◆ Stated exercise ◆
Your job is to restate each entry word for word.

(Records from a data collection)

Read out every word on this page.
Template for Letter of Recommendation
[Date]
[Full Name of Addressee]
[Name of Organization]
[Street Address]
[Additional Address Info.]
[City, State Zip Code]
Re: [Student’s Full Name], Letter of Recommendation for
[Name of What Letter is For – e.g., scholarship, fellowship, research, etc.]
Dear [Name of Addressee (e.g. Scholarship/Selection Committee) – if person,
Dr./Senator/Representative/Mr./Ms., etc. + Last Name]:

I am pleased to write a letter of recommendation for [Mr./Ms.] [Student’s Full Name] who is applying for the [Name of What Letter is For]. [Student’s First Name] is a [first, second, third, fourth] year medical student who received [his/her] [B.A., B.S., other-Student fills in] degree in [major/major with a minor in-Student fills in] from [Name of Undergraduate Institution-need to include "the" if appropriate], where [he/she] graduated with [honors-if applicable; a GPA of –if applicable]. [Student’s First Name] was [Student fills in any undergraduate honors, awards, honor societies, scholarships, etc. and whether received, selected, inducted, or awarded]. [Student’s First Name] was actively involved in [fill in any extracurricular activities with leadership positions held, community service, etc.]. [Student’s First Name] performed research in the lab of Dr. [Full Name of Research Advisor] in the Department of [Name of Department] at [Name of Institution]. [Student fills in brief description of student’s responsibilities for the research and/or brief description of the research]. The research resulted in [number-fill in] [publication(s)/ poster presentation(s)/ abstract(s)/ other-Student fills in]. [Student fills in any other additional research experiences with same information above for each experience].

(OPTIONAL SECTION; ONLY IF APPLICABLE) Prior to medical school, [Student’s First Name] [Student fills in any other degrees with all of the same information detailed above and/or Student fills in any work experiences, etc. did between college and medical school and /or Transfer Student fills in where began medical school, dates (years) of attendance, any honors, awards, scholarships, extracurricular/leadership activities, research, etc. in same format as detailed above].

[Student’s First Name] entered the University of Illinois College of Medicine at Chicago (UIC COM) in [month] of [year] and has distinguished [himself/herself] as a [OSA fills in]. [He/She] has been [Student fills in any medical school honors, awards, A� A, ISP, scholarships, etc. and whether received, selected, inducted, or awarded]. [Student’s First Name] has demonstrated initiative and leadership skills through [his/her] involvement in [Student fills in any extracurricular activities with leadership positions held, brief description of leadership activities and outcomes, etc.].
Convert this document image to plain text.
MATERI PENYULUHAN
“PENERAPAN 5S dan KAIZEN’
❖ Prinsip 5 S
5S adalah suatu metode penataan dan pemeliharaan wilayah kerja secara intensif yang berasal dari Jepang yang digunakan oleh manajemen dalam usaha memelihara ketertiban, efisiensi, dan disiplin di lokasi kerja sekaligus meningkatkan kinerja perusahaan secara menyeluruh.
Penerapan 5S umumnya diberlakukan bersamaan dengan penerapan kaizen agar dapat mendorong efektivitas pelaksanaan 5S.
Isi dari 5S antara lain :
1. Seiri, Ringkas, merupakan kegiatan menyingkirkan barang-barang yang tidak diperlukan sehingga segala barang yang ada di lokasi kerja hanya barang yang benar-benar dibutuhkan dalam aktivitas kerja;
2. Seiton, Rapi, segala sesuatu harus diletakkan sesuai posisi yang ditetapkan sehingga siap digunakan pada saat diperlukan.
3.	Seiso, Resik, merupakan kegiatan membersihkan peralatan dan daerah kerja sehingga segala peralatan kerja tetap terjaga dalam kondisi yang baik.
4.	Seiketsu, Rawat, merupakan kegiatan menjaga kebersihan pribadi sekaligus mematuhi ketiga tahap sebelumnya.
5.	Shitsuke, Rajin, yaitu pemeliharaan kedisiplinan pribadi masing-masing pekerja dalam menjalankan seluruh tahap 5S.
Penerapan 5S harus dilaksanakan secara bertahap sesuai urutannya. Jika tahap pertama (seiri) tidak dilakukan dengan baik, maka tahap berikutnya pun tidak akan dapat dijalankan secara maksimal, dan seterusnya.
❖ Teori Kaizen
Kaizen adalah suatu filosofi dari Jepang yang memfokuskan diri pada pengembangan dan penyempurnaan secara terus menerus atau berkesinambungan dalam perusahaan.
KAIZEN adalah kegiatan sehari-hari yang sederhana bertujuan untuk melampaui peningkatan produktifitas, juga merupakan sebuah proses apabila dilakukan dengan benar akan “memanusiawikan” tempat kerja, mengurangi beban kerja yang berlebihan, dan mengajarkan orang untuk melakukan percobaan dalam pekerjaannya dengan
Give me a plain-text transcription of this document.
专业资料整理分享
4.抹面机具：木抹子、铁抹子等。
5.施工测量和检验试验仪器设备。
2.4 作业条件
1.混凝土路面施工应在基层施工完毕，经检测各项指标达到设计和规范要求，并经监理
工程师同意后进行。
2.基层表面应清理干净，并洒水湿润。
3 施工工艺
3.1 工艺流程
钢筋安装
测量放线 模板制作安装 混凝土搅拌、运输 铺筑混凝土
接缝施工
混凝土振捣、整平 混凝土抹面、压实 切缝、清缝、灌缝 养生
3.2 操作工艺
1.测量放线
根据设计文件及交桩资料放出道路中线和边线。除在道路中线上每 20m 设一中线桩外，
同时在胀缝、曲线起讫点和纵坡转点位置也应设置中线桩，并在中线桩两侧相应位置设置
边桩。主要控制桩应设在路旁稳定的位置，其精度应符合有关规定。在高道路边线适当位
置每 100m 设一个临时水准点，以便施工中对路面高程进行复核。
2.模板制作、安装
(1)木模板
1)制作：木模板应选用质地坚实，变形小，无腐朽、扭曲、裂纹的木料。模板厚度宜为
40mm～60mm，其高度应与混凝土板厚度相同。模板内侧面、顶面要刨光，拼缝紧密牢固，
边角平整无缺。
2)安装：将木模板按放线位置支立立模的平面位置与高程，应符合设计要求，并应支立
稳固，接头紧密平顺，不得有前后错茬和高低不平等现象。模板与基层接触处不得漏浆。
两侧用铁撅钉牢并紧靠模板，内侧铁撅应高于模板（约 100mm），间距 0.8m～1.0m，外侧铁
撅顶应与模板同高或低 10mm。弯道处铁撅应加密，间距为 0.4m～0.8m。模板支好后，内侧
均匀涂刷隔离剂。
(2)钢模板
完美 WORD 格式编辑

◆ Result of the exercise ◆
Read out every word on this page.
Template for Letter of Recommendation
[Date]
[Full Name of Addressee]
[Name of Organization]
[Street Address]
[Additional Address Info.]
[City, State Zip Code]
Re: [Student’s Full Name], Letter of Recommendation for
[Name of What Letter is For – e.g., scholarship, fellowship, research, etc.]
Dear [Name of Addressee (e.g. Scholarship/Selection Committee) – if person,
Dr./Senator/Representative/Mr./Ms., etc. + Last Name]:

I am pleased to write a letter of recommendation for [Mr./Ms.] [Student’s Full Name] who is applying for the [Name of What Letter is For]. [Student’s First Name] is a [first, second, third, fourth] year medical student who received [his/her] [B.A., B.S., other-Student fills in] degree in [major/major with a minor in-Student fills in] from [Name of Undergraduate Institution-need to include "the" if appropriate], where [he/she] graduated with [honors-if applicable; a GPA of –if applicable]. [Student’s First Name] was [Student fills in any undergraduate honors, awards, honor societies, scholarships, etc. and whether received, selected, inducted, or awarded]. [Student’s First Name] was actively involved in [fill in any extracurricular activities with leadership positions held, community service, etc.]. [Student’s First Name] performed research in the lab of Dr. [Full Name of Research Advisor] in the Department of [Name of Department] at [Name of Institution]. [Student fills in brief description of student’s responsibilities for the research and/or brief description of the research]. The research resulted in [number-fill in] [publication(s)/ poster presentation(s)/ abstract(s)/ other-Student fills in]. [Student fills in any other additional research experiences with same information above for each experience].

(OPTIONAL SECTION; ONLY IF APPLICABLE) Prior to medical school, [Student’s First Name] [Student fills in any other degrees with all of the same information detailed above and/or Student fills in any work experiences, etc. did between college and medical school and /or Transfer Student fills in where began medical school, dates (years) of attendance, any honors, awards, scholarships, extracurricular/leadership activities, research, etc. in same format as detailed above].

[Student’s First Name] entered the University of Illinois College of Medicine at Chicago (UIC COM) in [month] of [year] and has distinguished [himself/herself] as a [OSA fills in]. [He/She] has been [Student fills in any medical school honors, awards, A� A, ISP, scholarships, etc. and whether received, selected, inducted, or awarded]. [Student’s First Name] has demonstrated initiative and leadership skills through [his/her] involvement in [Student fills in any extracurricular activities with leadership positions held, brief description of leadership activities and outcomes, etc.].
Convert this document image to plain text.
MATERI PENYULUHAN
“PENERAPAN 5S dan KAIZEN’
❖ Prinsip 5 S
5S adalah suatu metode penataan dan pemeliharaan wilayah kerja secara intensif yang berasal dari Jepang yang digunakan oleh manajemen dalam usaha memelihara ketertiban, efisiensi, dan disiplin di lokasi kerja sekaligus meningkatkan kinerja perusahaan secara menyeluruh.
Penerapan 5S umumnya diberlakukan bersamaan dengan penerapan kaizen agar dapat mendorong efektivitas pelaksanaan 5S.
Isi dari 5S antara lain :
1. Seiri, Ringkas, merupakan kegiatan menyingkirkan barang-barang yang tidak diperlukan sehingga segala barang yang ada di lokasi kerja hanya barang yang benar-benar dibutuhkan dalam aktivitas kerja;
2. Seiton, Rapi, segala sesuatu harus diletakkan sesuai posisi yang ditetapkan sehingga siap digunakan pada saat diperlukan.
3.	Seiso, Resik, merupakan kegiatan membersihkan peralatan dan daerah kerja sehingga segala peralatan kerja tetap terjaga dalam kondisi yang baik.
4.	Seiketsu, Rawat, merupakan kegiatan menjaga kebersihan pribadi sekaligus mematuhi ketiga tahap sebelumnya.
5.	Shitsuke, Rajin, yaitu pemeliharaan kedisiplinan pribadi masing-masing pekerja dalam menjalankan seluruh tahap 5S.
Penerapan 5S harus dilaksanakan secara bertahap sesuai urutannya. Jika tahap pertama (seiri) tidak dilakukan dengan baik, maka tahap berikutnya pun tidak akan dapat dijalankan secara maksimal, dan seterusnya.
❖ Teori Kaizen
Kaizen adalah suatu filosofi dari Jepang yang memfokuskan diri pada pengembangan dan penyempurnaan secara terus menerus atau berkesinambungan dalam perusahaan.
KAIZEN adalah kegiatan sehari-hari yang sederhana bertujuan untuk melampaui peningkatan produktifitas, juga merupakan sebuah proses apabila dilakukan dengan benar akan “memanusiawikan” tempat kerja, mengurangi beban kerja yang berlebihan, dan mengajarkan orang untuk melakukan percobaan dalam pekerjaannya dengan
Give me a plain-text transcription of this document.
专业资料整理分享
4.抹面机具：木抹子、铁抹子等。
5.施工测量和检验试验仪器设备。
2.4 作业条件
1.混凝土路面施工应在基层施工完毕，经检测各项指标达到设计和规范要求，并经监理
工程师同意后进行。
2.基层表面应清理干净，并洒水湿润。
3 施工工艺
3.1 工艺流程
钢筋安装
测量放线 模板制作安装 混凝土搅拌、运输 铺筑混凝土
接缝施工
混凝土振捣、整平 混凝土抹面、压实 切缝、清缝、灌缝 养生
3.2 操作工艺
1.测量放线
根据设计文件及交桩资料放出道路中线和边线。除在道路中线上每 20m 设一中线桩外，
同时在胀缝、曲线起讫点和纵坡转点位置也应设置中线桩，并在中线桩两侧相应位置设置
边桩。主要控制桩应设在路旁稳定的位置，其精度应符合有关规定。在高道路边线适当位
置每 100m 设一个临时水准点，以便施工中对路面高程进行复核。
2.模板制作、安装
(1)木模板
1)制作：木模板应选用质地坚实，变形小，无腐朽、扭曲、裂纹的木料。模板厚度宜为
40mm～60mm，其高度应与混凝土板厚度相同。模板内侧面、顶面要刨光，拼缝紧密牢固，
边角平整无缺。
2)安装：将木模板按放线位置支立立模的平面位置与高程，应符合设计要求，并应支立
稳固，接头紧密平顺，不得有前后错茬和高低不平等现象。模板与基层接触处不得漏浆。
两侧用铁撅钉牢并紧靠模板，内侧铁撅应高于模板（约 100mm），间距 0.8m～1.0m，外侧铁
撅顶应与模板同高或低 10mm。弯道处铁撅应加密，间距为 0.4m～0.8m。模板支好后，内侧
均匀涂刷隔离剂。
(2)钢模板
完美 WORD 格式编辑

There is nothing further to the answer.